# Stated task
Exact reproduction of the data is required, with images excluded.
|---|
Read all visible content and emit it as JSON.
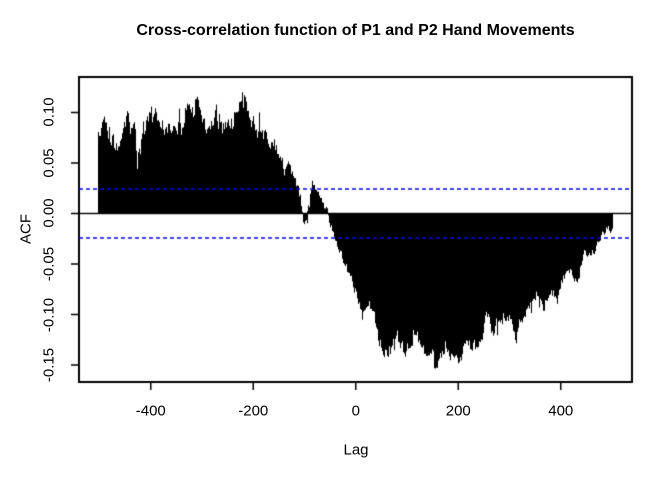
{
  "chart_data": {
    "type": "bar",
    "subtype": "cross-correlation-function",
    "title": "Cross-correlation function of P1 and P2 Hand Movements",
    "xlabel": "Lag",
    "ylabel": "ACF",
    "xlim": [
      -540,
      539
    ],
    "ylim": [
      -0.1668,
      0.1351
    ],
    "x_ticks": [
      -400,
      -200,
      0,
      200,
      400
    ],
    "x_tick_labels": [
      "-400",
      "-200",
      "0",
      "200",
      "400"
    ],
    "y_ticks": [
      0.1,
      0.05,
      0.0,
      -0.05,
      -0.1,
      -0.15
    ],
    "y_tick_labels": [
      "0.10",
      "0.05",
      "0.00",
      "-0.05",
      "-0.10",
      "-0.15"
    ],
    "grid": false,
    "legend": null,
    "lag_min": -502,
    "lag_max": 500,
    "max_acf": 0.127,
    "min_acf": -0.153,
    "zero_crossing_lag": -51,
    "conf_upper": 0.0243,
    "conf_lower": -0.0243,
    "colors": {
      "bars": "#000000",
      "conf_lines": "#0000EE",
      "axis": "#000000",
      "background": "#FFFFFF"
    },
    "conf_line_style": "dashed",
    "envelope": [
      [
        -502,
        0.071
      ],
      [
        -497,
        0.08
      ],
      [
        -492,
        0.088
      ],
      [
        -488,
        0.086
      ],
      [
        -483,
        0.072
      ],
      [
        -479,
        0.062
      ],
      [
        -474,
        0.083
      ],
      [
        -469,
        0.063
      ],
      [
        -462,
        0.058
      ],
      [
        -455,
        0.07
      ],
      [
        -449,
        0.094
      ],
      [
        -443,
        0.082
      ],
      [
        -437,
        0.085
      ],
      [
        -431,
        0.074
      ],
      [
        -427,
        0.056
      ],
      [
        -421,
        0.063
      ],
      [
        -415,
        0.082
      ],
      [
        -409,
        0.079
      ],
      [
        -404,
        0.106
      ],
      [
        -398,
        0.092
      ],
      [
        -391,
        0.094
      ],
      [
        -384,
        0.085
      ],
      [
        -376,
        0.083
      ],
      [
        -368,
        0.088
      ],
      [
        -358,
        0.074
      ],
      [
        -348,
        0.078
      ],
      [
        -338,
        0.09
      ],
      [
        -328,
        0.096
      ],
      [
        -318,
        0.102
      ],
      [
        -312,
        0.108
      ],
      [
        -308,
        0.112
      ],
      [
        -303,
        0.096
      ],
      [
        -299,
        0.091
      ],
      [
        -290,
        0.086
      ],
      [
        -281,
        0.082
      ],
      [
        -271,
        0.094
      ],
      [
        -261,
        0.086
      ],
      [
        -251,
        0.082
      ],
      [
        -242,
        0.088
      ],
      [
        -231,
        0.095
      ],
      [
        -223,
        0.108
      ],
      [
        -219,
        0.116
      ],
      [
        -214,
        0.095
      ],
      [
        -207,
        0.09
      ],
      [
        -199,
        0.086
      ],
      [
        -190,
        0.082
      ],
      [
        -181,
        0.079
      ],
      [
        -172,
        0.07
      ],
      [
        -163,
        0.062
      ],
      [
        -153,
        0.057
      ],
      [
        -144,
        0.05
      ],
      [
        -134,
        0.046
      ],
      [
        -125,
        0.04
      ],
      [
        -118,
        0.032
      ],
      [
        -111,
        0.019
      ],
      [
        -106,
        0.006
      ],
      [
        -101,
        -0.008
      ],
      [
        -97,
        -0.002
      ],
      [
        -92,
        0.006
      ],
      [
        -88,
        0.018
      ],
      [
        -84,
        0.03
      ],
      [
        -80,
        0.025
      ],
      [
        -75,
        0.016
      ],
      [
        -69,
        0.012
      ],
      [
        -62,
        0.007
      ],
      [
        -56,
        0
      ],
      [
        -51,
        -0.008
      ],
      [
        -45,
        -0.02
      ],
      [
        -38,
        -0.031
      ],
      [
        -30,
        -0.039
      ],
      [
        -22,
        -0.048
      ],
      [
        -14,
        -0.056
      ],
      [
        -7,
        -0.064
      ],
      [
        0,
        -0.075
      ],
      [
        6,
        -0.086
      ],
      [
        13,
        -0.099
      ],
      [
        19,
        -0.095
      ],
      [
        26,
        -0.087
      ],
      [
        33,
        -0.099
      ],
      [
        40,
        -0.111
      ],
      [
        47,
        -0.127
      ],
      [
        53,
        -0.14
      ],
      [
        59,
        -0.136
      ],
      [
        66,
        -0.134
      ],
      [
        74,
        -0.126
      ],
      [
        80,
        -0.122
      ],
      [
        87,
        -0.129
      ],
      [
        93,
        -0.134
      ],
      [
        100,
        -0.127
      ],
      [
        106,
        -0.125
      ],
      [
        113,
        -0.12
      ],
      [
        120,
        -0.119
      ],
      [
        127,
        -0.126
      ],
      [
        132,
        -0.132
      ],
      [
        138,
        -0.135
      ],
      [
        145,
        -0.139
      ],
      [
        152,
        -0.147
      ],
      [
        156,
        -0.148
      ],
      [
        161,
        -0.14
      ],
      [
        166,
        -0.136
      ],
      [
        172,
        -0.133
      ],
      [
        179,
        -0.133
      ],
      [
        185,
        -0.138
      ],
      [
        190,
        -0.142
      ],
      [
        197,
        -0.139
      ],
      [
        204,
        -0.139
      ],
      [
        211,
        -0.132
      ],
      [
        218,
        -0.126
      ],
      [
        224,
        -0.13
      ],
      [
        229,
        -0.133
      ],
      [
        236,
        -0.128
      ],
      [
        243,
        -0.122
      ],
      [
        250,
        -0.112
      ],
      [
        256,
        -0.095
      ],
      [
        262,
        -0.111
      ],
      [
        267,
        -0.12
      ],
      [
        274,
        -0.107
      ],
      [
        281,
        -0.102
      ],
      [
        289,
        -0.102
      ],
      [
        296,
        -0.105
      ],
      [
        302,
        -0.106
      ],
      [
        307,
        -0.116
      ],
      [
        311,
        -0.123
      ],
      [
        317,
        -0.112
      ],
      [
        322,
        -0.105
      ],
      [
        331,
        -0.097
      ],
      [
        340,
        -0.089
      ],
      [
        347,
        -0.082
      ],
      [
        353,
        -0.078
      ],
      [
        359,
        -0.087
      ],
      [
        364,
        -0.094
      ],
      [
        371,
        -0.087
      ],
      [
        379,
        -0.079
      ],
      [
        386,
        -0.085
      ],
      [
        392,
        -0.085
      ],
      [
        399,
        -0.072
      ],
      [
        405,
        -0.062
      ],
      [
        412,
        -0.057
      ],
      [
        419,
        -0.054
      ],
      [
        425,
        -0.059
      ],
      [
        432,
        -0.067
      ],
      [
        438,
        -0.052
      ],
      [
        444,
        -0.043
      ],
      [
        451,
        -0.039
      ],
      [
        458,
        -0.037
      ],
      [
        465,
        -0.037
      ],
      [
        471,
        -0.033
      ],
      [
        477,
        -0.022
      ],
      [
        481,
        -0.014
      ],
      [
        485,
        -0.023
      ],
      [
        489,
        -0.013
      ],
      [
        493,
        -0.009
      ],
      [
        497,
        -0.019
      ],
      [
        500,
        -0.02
      ]
    ],
    "noise_amp": [
      [
        -502,
        0.013
      ],
      [
        -140,
        0.012
      ],
      [
        -115,
        0.006
      ],
      [
        -95,
        0.007
      ],
      [
        -60,
        0.005
      ],
      [
        -30,
        0.005
      ],
      [
        0,
        0.006
      ],
      [
        30,
        0.008
      ],
      [
        100,
        0.009
      ],
      [
        250,
        0.009
      ],
      [
        420,
        0.008
      ],
      [
        500,
        0.005
      ]
    ],
    "noise_seed": 12345
  }
}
|---|
# Task result
Read all visible content and emit it as JSON.
{
  "chart_data": {
    "type": "bar",
    "subtype": "cross-correlation-function",
    "title": "Cross-correlation function of P1 and P2 Hand Movements",
    "xlabel": "Lag",
    "ylabel": "ACF",
    "xlim": [
      -540,
      539
    ],
    "ylim": [
      -0.1668,
      0.1351
    ],
    "x_ticks": [
      -400,
      -200,
      0,
      200,
      400
    ],
    "x_tick_labels": [
      "-400",
      "-200",
      "0",
      "200",
      "400"
    ],
    "y_ticks": [
      0.1,
      0.05,
      0.0,
      -0.05,
      -0.1,
      -0.15
    ],
    "y_tick_labels": [
      "0.10",
      "0.05",
      "0.00",
      "-0.05",
      "-0.10",
      "-0.15"
    ],
    "grid": false,
    "legend": null,
    "lag_min": -502,
    "lag_max": 500,
    "max_acf": 0.127,
    "min_acf": -0.153,
    "zero_crossing_lag": -51,
    "conf_upper": 0.0243,
    "conf_lower": -0.0243,
    "colors": {
      "bars": "#000000",
      "conf_lines": "#0000EE",
      "axis": "#000000",
      "background": "#FFFFFF"
    },
    "conf_line_style": "dashed",
    "envelope": [
      [
        -502,
        0.071
      ],
      [
        -497,
        0.08
      ],
      [
        -492,
        0.088
      ],
      [
        -488,
        0.086
      ],
      [
        -483,
        0.072
      ],
      [
        -479,
        0.062
      ],
      [
        -474,
        0.083
      ],
      [
        -469,
        0.063
      ],
      [
        -462,
        0.058
      ],
      [
        -455,
        0.07
      ],
      [
        -449,
        0.094
      ],
      [
        -443,
        0.082
      ],
      [
        -437,
        0.085
      ],
      [
        -431,
        0.074
      ],
      [
        -427,
        0.056
      ],
      [
        -421,
        0.063
      ],
      [
        -415,
        0.082
      ],
      [
        -409,
        0.079
      ],
      [
        -404,
        0.106
      ],
      [
        -398,
        0.092
      ],
      [
        -391,
        0.094
      ],
      [
        -384,
        0.085
      ],
      [
        -376,
        0.083
      ],
      [
        -368,
        0.088
      ],
      [
        -358,
        0.074
      ],
      [
        -348,
        0.078
      ],
      [
        -338,
        0.09
      ],
      [
        -328,
        0.096
      ],
      [
        -318,
        0.102
      ],
      [
        -312,
        0.108
      ],
      [
        -308,
        0.112
      ],
      [
        -303,
        0.096
      ],
      [
        -299,
        0.091
      ],
      [
        -290,
        0.086
      ],
      [
        -281,
        0.082
      ],
      [
        -271,
        0.094
      ],
      [
        -261,
        0.086
      ],
      [
        -251,
        0.082
      ],
      [
        -242,
        0.088
      ],
      [
        -231,
        0.095
      ],
      [
        -223,
        0.108
      ],
      [
        -219,
        0.116
      ],
      [
        -214,
        0.095
      ],
      [
        -207,
        0.09
      ],
      [
        -199,
        0.086
      ],
      [
        -190,
        0.082
      ],
      [
        -181,
        0.079
      ],
      [
        -172,
        0.07
      ],
      [
        -163,
        0.062
      ],
      [
        -153,
        0.057
      ],
      [
        -144,
        0.05
      ],
      [
        -134,
        0.046
      ],
      [
        -125,
        0.04
      ],
      [
        -118,
        0.032
      ],
      [
        -111,
        0.019
      ],
      [
        -106,
        0.006
      ],
      [
        -101,
        -0.008
      ],
      [
        -97,
        -0.002
      ],
      [
        -92,
        0.006
      ],
      [
        -88,
        0.018
      ],
      [
        -84,
        0.03
      ],
      [
        -80,
        0.025
      ],
      [
        -75,
        0.016
      ],
      [
        -69,
        0.012
      ],
      [
        -62,
        0.007
      ],
      [
        -56,
        0
      ],
      [
        -51,
        -0.008
      ],
      [
        -45,
        -0.02
      ],
      [
        -38,
        -0.031
      ],
      [
        -30,
        -0.039
      ],
      [
        -22,
        -0.048
      ],
      [
        -14,
        -0.056
      ],
      [
        -7,
        -0.064
      ],
      [
        0,
        -0.075
      ],
      [
        6,
        -0.086
      ],
      [
        13,
        -0.099
      ],
      [
        19,
        -0.095
      ],
      [
        26,
        -0.087
      ],
      [
        33,
        -0.099
      ],
      [
        40,
        -0.111
      ],
      [
        47,
        -0.127
      ],
      [
        53,
        -0.14
      ],
      [
        59,
        -0.136
      ],
      [
        66,
        -0.134
      ],
      [
        74,
        -0.126
      ],
      [
        80,
        -0.122
      ],
      [
        87,
        -0.129
      ],
      [
        93,
        -0.134
      ],
      [
        100,
        -0.127
      ],
      [
        106,
        -0.125
      ],
      [
        113,
        -0.12
      ],
      [
        120,
        -0.119
      ],
      [
        127,
        -0.126
      ],
      [
        132,
        -0.132
      ],
      [
        138,
        -0.135
      ],
      [
        145,
        -0.139
      ],
      [
        152,
        -0.147
      ],
      [
        156,
        -0.148
      ],
      [
        161,
        -0.14
      ],
      [
        166,
        -0.136
      ],
      [
        172,
        -0.133
      ],
      [
        179,
        -0.133
      ],
      [
        185,
        -0.138
      ],
      [
        190,
        -0.142
      ],
      [
        197,
        -0.139
      ],
      [
        204,
        -0.139
      ],
      [
        211,
        -0.132
      ],
      [
        218,
        -0.126
      ],
      [
        224,
        -0.13
      ],
      [
        229,
        -0.133
      ],
      [
        236,
        -0.128
      ],
      [
        243,
        -0.122
      ],
      [
        250,
        -0.112
      ],
      [
        256,
        -0.095
      ],
      [
        262,
        -0.111
      ],
      [
        267,
        -0.12
      ],
      [
        274,
        -0.107
      ],
      [
        281,
        -0.102
      ],
      [
        289,
        -0.102
      ],
      [
        296,
        -0.105
      ],
      [
        302,
        -0.106
      ],
      [
        307,
        -0.116
      ],
      [
        311,
        -0.123
      ],
      [
        317,
        -0.112
      ],
      [
        322,
        -0.105
      ],
      [
        331,
        -0.097
      ],
      [
        340,
        -0.089
      ],
      [
        347,
        -0.082
      ],
      [
        353,
        -0.078
      ],
      [
        359,
        -0.087
      ],
      [
        364,
        -0.094
      ],
      [
        371,
        -0.087
      ],
      [
        379,
        -0.079
      ],
      [
        386,
        -0.085
      ],
      [
        392,
        -0.085
      ],
      [
        399,
        -0.072
      ],
      [
        405,
        -0.062
      ],
      [
        412,
        -0.057
      ],
      [
        419,
        -0.054
      ],
      [
        425,
        -0.059
      ],
      [
        432,
        -0.067
      ],
      [
        438,
        -0.052
      ],
      [
        444,
        -0.043
      ],
      [
        451,
        -0.039
      ],
      [
        458,
        -0.037
      ],
      [
        465,
        -0.037
      ],
      [
        471,
        -0.033
      ],
      [
        477,
        -0.022
      ],
      [
        481,
        -0.014
      ],
      [
        485,
        -0.023
      ],
      [
        489,
        -0.013
      ],
      [
        493,
        -0.009
      ],
      [
        497,
        -0.019
      ],
      [
        500,
        -0.02
      ]
    ],
    "noise_amp": [
      [
        -502,
        0.013
      ],
      [
        -140,
        0.012
      ],
      [
        -115,
        0.006
      ],
      [
        -95,
        0.007
      ],
      [
        -60,
        0.005
      ],
      [
        -30,
        0.005
      ],
      [
        0,
        0.006
      ],
      [
        30,
        0.008
      ],
      [
        100,
        0.009
      ],
      [
        250,
        0.009
      ],
      [
        420,
        0.008
      ],
      [
        500,
        0.005
      ]
    ],
    "noise_seed": 12345
  }
}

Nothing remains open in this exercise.